Items from a dataset:
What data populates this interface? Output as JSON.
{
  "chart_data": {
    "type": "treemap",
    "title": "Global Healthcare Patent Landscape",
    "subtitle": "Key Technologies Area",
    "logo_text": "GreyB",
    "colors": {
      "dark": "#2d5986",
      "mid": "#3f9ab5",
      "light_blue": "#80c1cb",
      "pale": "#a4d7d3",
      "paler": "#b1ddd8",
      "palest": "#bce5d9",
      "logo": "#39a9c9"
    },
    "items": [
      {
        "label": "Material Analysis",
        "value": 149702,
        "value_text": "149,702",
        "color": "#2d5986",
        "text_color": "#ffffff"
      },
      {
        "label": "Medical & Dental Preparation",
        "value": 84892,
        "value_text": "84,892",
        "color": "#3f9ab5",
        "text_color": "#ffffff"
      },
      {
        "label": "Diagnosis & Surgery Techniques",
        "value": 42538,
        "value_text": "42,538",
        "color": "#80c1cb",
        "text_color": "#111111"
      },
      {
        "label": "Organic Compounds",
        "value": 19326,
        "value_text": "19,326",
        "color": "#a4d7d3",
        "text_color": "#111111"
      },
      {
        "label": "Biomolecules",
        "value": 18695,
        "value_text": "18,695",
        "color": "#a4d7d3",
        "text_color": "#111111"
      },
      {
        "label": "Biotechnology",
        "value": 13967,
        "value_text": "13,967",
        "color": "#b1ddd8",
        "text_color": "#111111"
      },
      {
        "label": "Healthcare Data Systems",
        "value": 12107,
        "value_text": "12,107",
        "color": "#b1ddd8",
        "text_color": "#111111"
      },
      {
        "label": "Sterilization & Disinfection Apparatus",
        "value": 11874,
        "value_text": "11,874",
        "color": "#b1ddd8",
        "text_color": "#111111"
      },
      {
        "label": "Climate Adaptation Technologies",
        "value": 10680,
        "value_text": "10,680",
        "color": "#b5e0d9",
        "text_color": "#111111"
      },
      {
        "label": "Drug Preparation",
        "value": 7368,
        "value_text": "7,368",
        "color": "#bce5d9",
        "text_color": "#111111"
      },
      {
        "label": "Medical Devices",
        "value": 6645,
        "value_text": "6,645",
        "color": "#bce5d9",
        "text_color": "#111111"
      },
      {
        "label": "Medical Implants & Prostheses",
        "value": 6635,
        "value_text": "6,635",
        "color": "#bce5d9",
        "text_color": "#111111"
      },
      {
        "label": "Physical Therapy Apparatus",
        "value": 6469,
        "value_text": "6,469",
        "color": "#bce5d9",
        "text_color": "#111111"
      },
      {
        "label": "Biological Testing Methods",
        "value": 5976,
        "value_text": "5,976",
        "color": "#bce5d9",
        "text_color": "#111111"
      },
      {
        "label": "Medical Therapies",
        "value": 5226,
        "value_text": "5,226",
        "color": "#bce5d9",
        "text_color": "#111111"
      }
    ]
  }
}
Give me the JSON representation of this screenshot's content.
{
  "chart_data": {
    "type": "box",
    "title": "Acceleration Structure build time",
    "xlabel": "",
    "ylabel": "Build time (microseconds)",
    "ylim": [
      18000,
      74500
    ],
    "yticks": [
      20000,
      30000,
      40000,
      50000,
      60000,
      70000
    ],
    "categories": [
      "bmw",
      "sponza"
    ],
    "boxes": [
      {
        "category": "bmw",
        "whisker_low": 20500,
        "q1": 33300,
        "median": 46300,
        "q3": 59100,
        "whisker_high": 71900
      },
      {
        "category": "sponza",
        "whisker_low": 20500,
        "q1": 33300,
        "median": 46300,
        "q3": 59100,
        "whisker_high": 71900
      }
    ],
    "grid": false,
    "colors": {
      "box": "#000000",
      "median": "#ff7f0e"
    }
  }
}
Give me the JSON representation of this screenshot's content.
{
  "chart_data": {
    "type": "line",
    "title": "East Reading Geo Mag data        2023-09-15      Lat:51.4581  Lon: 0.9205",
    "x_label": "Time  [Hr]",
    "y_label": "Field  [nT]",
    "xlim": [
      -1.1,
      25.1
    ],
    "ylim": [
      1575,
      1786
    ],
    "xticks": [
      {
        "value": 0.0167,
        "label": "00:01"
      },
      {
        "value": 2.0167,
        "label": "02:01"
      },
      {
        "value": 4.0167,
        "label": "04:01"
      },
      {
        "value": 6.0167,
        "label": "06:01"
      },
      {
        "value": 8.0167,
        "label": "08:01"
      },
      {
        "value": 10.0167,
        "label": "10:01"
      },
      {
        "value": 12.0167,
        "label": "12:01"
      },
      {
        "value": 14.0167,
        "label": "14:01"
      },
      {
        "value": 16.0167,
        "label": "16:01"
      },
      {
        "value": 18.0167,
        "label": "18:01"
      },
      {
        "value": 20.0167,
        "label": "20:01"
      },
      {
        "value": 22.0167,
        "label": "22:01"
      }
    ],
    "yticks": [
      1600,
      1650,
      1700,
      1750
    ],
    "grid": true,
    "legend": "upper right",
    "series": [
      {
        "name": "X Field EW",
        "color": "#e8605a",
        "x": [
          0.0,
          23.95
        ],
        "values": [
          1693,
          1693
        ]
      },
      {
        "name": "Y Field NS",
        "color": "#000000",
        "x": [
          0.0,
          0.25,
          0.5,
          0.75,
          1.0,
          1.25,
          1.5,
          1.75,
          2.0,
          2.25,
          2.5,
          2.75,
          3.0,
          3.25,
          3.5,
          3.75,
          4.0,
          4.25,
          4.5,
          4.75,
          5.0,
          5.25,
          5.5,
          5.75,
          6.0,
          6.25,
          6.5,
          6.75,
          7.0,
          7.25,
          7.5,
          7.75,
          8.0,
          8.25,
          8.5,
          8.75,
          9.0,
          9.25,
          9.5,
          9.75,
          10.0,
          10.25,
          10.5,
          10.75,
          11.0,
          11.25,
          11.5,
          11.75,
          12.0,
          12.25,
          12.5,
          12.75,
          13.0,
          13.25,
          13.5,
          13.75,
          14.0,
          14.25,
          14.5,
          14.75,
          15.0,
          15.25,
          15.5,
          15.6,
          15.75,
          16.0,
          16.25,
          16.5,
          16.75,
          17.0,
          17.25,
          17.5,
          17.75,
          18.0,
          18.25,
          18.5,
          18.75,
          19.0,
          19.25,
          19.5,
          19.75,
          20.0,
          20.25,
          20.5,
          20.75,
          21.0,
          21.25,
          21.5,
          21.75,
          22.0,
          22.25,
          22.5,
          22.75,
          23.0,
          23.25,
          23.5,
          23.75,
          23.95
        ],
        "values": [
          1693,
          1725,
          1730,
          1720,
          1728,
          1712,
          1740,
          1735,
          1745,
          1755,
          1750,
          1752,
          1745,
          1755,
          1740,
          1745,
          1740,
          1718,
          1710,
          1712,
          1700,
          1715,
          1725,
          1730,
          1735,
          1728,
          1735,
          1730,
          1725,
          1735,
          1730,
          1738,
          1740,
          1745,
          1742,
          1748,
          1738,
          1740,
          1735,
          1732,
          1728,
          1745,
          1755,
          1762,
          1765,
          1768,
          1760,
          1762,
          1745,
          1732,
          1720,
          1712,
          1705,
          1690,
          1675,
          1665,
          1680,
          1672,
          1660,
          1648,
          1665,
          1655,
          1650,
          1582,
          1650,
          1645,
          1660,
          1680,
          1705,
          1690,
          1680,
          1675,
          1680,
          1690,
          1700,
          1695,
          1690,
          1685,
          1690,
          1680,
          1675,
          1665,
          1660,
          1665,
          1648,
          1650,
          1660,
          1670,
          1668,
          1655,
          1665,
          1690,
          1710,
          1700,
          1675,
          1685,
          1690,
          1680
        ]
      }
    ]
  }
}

GOAL:
Give the count of lines holding the word "Healthcare", with no other words.

RESULT OF THIS EXERCISE:
2